● Exercise directions:
Render the material from the line with "Patent image size: (1303, 1007)." up to and including the line with "The peripheral region above" as a Markdown table with two columns, Row and Line. Number each row and leave out blank lines.

##########

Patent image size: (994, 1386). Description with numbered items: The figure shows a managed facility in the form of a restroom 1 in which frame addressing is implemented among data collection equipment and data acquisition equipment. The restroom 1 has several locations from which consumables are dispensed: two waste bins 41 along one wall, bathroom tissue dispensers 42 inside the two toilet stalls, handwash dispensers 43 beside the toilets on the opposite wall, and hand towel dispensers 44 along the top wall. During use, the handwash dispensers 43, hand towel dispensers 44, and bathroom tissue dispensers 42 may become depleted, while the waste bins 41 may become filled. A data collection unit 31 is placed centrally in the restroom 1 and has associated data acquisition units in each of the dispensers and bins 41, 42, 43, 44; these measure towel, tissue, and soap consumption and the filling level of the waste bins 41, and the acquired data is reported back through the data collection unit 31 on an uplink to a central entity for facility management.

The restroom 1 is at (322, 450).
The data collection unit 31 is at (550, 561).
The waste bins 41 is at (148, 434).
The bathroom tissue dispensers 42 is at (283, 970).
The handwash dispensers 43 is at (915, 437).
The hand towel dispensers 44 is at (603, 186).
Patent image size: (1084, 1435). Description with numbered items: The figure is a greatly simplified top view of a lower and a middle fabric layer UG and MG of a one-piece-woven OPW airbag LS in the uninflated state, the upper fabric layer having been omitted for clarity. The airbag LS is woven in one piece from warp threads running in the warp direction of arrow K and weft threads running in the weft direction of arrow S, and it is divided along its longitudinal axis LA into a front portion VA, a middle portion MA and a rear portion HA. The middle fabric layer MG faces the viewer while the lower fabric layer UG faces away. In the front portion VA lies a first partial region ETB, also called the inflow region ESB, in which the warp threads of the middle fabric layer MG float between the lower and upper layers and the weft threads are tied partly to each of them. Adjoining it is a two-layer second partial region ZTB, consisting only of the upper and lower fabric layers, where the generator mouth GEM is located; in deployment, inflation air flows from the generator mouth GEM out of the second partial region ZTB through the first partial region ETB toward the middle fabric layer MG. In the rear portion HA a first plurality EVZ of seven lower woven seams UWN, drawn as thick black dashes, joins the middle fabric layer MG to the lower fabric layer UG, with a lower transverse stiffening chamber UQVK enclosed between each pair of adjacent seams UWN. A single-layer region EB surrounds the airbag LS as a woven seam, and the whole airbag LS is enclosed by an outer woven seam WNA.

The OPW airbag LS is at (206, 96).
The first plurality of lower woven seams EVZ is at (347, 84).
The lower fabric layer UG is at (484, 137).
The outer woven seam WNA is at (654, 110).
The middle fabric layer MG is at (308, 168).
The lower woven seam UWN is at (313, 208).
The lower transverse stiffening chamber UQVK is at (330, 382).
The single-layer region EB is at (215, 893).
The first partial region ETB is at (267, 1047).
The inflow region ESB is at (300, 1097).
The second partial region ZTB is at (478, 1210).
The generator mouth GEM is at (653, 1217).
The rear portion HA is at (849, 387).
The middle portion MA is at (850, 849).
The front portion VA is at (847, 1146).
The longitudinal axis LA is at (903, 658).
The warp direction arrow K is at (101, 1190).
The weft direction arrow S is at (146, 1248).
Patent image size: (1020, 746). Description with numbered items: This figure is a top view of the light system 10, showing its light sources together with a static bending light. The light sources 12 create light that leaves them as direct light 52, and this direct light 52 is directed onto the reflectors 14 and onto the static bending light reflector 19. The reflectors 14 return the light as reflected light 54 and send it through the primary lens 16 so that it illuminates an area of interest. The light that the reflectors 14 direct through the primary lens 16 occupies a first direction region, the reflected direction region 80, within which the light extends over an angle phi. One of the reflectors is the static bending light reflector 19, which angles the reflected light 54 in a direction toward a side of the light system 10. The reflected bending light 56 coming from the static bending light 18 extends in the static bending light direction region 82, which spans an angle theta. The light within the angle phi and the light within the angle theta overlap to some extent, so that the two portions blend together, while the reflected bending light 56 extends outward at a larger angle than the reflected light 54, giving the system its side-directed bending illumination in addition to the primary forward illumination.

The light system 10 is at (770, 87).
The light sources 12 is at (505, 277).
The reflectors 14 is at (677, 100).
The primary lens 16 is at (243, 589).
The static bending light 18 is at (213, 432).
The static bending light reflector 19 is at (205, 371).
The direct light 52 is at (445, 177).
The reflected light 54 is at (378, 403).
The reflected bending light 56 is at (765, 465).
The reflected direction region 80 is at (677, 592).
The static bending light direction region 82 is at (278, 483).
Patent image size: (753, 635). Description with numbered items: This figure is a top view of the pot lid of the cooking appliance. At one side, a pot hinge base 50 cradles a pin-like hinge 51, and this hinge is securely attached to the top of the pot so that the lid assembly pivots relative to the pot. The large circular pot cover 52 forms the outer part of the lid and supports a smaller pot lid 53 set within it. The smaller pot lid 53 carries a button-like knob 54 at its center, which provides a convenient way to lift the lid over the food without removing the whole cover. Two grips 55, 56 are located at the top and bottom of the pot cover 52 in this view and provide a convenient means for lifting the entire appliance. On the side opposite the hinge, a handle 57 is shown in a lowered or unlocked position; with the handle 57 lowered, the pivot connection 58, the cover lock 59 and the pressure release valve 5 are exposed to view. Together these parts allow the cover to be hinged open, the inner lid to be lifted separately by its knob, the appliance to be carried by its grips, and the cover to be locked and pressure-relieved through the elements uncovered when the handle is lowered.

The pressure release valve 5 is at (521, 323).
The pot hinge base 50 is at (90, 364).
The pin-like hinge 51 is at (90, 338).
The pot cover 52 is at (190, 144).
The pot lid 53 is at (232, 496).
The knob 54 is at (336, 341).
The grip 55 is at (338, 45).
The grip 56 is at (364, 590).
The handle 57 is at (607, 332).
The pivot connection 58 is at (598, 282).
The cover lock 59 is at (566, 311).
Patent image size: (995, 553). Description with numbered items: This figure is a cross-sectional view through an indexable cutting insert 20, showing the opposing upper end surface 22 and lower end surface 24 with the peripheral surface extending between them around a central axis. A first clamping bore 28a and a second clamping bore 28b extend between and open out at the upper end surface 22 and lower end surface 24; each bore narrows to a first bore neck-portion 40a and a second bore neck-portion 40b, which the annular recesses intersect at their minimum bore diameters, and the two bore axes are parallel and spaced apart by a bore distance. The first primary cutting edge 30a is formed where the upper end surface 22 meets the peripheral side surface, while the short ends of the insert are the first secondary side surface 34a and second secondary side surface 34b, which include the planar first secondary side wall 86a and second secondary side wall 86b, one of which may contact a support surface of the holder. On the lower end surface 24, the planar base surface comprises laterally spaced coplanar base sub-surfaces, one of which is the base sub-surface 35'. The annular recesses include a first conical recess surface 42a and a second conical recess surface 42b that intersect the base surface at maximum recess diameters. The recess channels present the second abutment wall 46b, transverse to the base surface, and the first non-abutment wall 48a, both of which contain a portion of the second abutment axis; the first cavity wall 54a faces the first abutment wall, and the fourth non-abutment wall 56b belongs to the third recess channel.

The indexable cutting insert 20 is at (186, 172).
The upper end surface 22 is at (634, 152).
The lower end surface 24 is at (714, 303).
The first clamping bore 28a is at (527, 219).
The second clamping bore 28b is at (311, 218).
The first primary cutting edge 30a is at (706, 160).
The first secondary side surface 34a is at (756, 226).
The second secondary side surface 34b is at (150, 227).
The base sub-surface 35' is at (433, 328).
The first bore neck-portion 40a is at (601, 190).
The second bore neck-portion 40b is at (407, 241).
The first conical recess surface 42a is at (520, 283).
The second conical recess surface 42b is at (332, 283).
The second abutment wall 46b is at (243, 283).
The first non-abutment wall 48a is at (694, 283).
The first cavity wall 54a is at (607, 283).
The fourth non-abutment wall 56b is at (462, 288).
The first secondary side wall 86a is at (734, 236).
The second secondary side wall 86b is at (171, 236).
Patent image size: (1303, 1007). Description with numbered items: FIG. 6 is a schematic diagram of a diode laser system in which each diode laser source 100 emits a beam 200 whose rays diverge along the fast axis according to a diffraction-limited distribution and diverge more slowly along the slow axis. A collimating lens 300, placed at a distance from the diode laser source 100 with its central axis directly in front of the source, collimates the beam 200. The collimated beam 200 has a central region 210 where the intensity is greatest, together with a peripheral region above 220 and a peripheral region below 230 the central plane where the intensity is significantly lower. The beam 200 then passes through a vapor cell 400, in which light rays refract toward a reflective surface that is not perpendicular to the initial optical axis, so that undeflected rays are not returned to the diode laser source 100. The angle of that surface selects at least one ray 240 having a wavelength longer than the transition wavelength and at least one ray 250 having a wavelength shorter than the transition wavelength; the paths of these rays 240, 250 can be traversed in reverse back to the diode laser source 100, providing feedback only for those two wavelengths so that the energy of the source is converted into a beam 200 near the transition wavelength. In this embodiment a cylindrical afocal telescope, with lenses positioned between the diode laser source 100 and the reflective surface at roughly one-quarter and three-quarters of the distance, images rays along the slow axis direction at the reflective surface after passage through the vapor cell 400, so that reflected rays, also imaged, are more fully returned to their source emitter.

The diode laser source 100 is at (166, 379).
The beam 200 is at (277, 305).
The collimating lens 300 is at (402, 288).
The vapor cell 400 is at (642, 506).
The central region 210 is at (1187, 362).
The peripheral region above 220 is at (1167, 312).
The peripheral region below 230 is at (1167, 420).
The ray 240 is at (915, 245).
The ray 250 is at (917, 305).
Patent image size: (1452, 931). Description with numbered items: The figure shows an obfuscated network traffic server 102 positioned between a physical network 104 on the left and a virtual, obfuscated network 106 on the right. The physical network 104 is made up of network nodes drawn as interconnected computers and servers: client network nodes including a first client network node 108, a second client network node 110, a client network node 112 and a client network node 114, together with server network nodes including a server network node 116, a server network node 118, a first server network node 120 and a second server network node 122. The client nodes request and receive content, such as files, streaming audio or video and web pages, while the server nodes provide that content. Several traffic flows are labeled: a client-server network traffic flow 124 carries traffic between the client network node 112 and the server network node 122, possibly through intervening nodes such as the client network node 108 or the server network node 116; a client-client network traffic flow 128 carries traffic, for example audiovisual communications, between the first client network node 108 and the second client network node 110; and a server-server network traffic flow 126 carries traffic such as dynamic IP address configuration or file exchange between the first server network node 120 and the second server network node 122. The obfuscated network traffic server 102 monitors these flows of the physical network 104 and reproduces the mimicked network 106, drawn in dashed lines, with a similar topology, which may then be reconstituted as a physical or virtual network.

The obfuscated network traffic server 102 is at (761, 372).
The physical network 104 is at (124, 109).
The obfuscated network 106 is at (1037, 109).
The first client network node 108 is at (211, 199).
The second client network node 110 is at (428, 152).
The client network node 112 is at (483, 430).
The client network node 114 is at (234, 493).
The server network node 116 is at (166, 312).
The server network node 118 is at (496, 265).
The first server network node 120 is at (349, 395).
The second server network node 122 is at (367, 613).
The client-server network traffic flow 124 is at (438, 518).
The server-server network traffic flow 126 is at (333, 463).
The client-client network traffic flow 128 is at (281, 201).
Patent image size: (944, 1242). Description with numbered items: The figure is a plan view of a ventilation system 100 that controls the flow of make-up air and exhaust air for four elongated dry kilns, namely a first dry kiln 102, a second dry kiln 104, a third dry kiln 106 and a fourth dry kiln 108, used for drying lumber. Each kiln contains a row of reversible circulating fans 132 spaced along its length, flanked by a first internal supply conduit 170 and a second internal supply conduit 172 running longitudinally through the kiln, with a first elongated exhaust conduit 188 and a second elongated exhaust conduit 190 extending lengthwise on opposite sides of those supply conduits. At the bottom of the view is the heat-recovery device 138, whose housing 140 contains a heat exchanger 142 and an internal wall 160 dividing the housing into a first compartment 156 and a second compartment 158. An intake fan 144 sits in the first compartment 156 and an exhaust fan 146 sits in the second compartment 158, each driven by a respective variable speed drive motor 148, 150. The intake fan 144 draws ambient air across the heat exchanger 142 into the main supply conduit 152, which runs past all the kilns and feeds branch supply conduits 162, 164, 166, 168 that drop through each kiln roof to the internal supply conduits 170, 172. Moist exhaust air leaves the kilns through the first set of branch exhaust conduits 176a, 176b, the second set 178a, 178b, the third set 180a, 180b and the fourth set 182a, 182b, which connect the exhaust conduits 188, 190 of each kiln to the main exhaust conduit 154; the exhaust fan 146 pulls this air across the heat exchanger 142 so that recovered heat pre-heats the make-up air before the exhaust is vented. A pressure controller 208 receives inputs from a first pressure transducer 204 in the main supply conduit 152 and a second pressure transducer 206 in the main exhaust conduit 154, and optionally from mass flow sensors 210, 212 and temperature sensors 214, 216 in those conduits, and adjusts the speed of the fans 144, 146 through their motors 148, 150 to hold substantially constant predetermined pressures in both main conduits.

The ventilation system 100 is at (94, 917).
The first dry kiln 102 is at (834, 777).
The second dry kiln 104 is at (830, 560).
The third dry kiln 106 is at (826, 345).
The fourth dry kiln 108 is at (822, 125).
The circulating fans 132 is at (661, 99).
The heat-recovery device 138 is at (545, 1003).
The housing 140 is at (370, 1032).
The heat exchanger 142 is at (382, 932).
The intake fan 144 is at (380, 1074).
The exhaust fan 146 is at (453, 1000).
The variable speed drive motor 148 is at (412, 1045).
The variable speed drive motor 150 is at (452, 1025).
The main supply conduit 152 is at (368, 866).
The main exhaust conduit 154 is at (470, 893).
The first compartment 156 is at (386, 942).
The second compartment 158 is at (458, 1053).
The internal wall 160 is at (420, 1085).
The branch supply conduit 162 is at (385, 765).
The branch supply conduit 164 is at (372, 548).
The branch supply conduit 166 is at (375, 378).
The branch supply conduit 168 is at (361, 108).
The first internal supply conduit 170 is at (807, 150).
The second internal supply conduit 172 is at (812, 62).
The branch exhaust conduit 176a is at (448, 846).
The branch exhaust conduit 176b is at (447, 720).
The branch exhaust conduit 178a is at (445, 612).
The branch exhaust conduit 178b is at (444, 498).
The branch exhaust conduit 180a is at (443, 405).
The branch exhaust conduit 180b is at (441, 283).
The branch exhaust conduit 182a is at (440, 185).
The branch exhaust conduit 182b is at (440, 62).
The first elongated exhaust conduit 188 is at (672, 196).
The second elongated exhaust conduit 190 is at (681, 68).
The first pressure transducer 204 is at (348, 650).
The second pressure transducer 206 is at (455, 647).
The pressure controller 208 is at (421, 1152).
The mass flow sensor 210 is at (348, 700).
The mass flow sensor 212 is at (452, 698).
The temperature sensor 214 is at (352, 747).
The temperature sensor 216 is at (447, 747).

##########

● Task output:
| Row | Line |
|---|---|
| 1 | Patent image size: (1303, 1007). Description with numbered items: FIG. 6 is a schematic diagram of a diode laser system in which each diode laser source 100 emits a beam 200 whose rays diverge along the fast axis according to a diffraction-limited distribution and diverge more slowly along the slow axis. A collimating lens 300, placed at a distance from the diode laser source 100 with its central axis directly in front of the source, collimates the beam 200. The collimated beam 200 has a central region 210 where the intensity is greatest, together with a peripheral region above 220 and a peripheral region below 230 the central plane where the intensity is significantly lower. The beam 200 then passes through a vapor cell 400, in which light rays refract toward a reflective surface that is not perpendicular to the initial optical axis, so that undeflected rays are not returned to the diode laser source 100. The angle of that surface selects at least one ray 240 having a wavelength longer than the transition wavelength and at least one ray 250 having a wavelength shorter than the transition wavelength; the paths of these rays 240, 250 can be traversed in reverse back to the diode laser source 100, providing feedback only for those two wavelengths so that the energy of the source is converted into a beam 200 near the transition wavelength. In this embodiment a cylindrical afocal telescope, with lenses positioned between the diode laser source 100 and the reflective surface at roughly one-quarter and three-quarters of the distance, images rays along the slow axis direction at the reflective surface after passage through the vapor cell 400, so that reflected rays, also imaged, are more fully returned to their source emitter. |
| 2 | The diode laser source 100 is at (166, 379). |
| 3 | The beam 200 is at (277, 305). |
| 4 | The collimating lens 300 is at (402, 288). |
| 5 | The vapor cell 400 is at (642, 506). |
| 6 | The central region 210 is at (1187, 362). |
| 7 | The peripheral region above 220 is at (1167, 312). |